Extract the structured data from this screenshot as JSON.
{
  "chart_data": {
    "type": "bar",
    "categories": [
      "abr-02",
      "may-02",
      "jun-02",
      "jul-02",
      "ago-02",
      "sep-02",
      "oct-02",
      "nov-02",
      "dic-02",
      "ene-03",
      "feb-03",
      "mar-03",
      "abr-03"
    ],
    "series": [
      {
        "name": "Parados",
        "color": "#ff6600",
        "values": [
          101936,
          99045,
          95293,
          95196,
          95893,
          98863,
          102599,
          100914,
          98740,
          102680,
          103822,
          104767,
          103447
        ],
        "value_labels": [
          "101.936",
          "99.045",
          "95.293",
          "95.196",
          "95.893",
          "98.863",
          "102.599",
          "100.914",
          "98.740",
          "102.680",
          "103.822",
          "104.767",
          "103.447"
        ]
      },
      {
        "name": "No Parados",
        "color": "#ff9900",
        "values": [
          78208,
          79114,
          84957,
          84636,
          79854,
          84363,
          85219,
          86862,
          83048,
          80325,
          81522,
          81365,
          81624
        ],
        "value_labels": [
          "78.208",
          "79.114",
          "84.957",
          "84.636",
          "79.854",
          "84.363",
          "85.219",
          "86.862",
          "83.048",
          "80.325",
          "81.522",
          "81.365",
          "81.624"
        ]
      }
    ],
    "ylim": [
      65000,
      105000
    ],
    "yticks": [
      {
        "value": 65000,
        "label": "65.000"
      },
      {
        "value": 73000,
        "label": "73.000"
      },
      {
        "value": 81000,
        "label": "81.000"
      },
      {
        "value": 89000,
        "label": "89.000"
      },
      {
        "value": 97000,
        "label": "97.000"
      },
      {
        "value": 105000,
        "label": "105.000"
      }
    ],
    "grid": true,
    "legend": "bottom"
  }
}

======

Stated task: Return every line of the material exactly.

Result for this task:
Extract the structured data from this screenshot as JSON.
{
  "chart_data": {
    "type": "bar",
    "categories": [
      "abr-02",
      "may-02",
      "jun-02",
      "jul-02",
      "ago-02",
      "sep-02",
      "oct-02",
      "nov-02",
      "dic-02",
      "ene-03",
      "feb-03",
      "mar-03",
      "abr-03"
    ],
    "series": [
      {
        "name": "Parados",
        "color": "#ff6600",
        "values": [
          101936,
          99045,
          95293,
          95196,
          95893,
          98863,
          102599,
          100914,
          98740,
          102680,
          103822,
          104767,
          103447
        ],
        "value_labels": [
          "101.936",
          "99.045",
          "95.293",
          "95.196",
          "95.893",
          "98.863",
          "102.599",
          "100.914",
          "98.740",
          "102.680",
          "103.822",
          "104.767",
          "103.447"
        ]
      },
      {
        "name": "No Parados",
        "color": "#ff9900",
        "values": [
          78208,
          79114,
          84957,
          84636,
          79854,
          84363,
          85219,
          86862,
          83048,
          80325,
          81522,
          81365,
          81624
        ],
        "value_labels": [
          "78.208",
          "79.114",
          "84.957",
          "84.636",
          "79.854",
          "84.363",
          "85.219",
          "86.862",
          "83.048",
          "80.325",
          "81.522",
          "81.365",
          "81.624"
        ]
      }
    ],
    "ylim": [
      65000,
      105000
    ],
    "yticks": [
      {
        "value": 65000,
        "label": "65.000"
      },
      {
        "value": 73000,
        "label": "73.000"
      },
      {
        "value": 81000,
        "label": "81.000"
      },
      {
        "value": 89000,
        "label": "89.000"
      },
      {
        "value": 97000,
        "label": "97.000"
      },
      {
        "value": 105000,
        "label": "105.000"
      }
    ],
    "grid": true,
    "legend": "bottom"
  }
}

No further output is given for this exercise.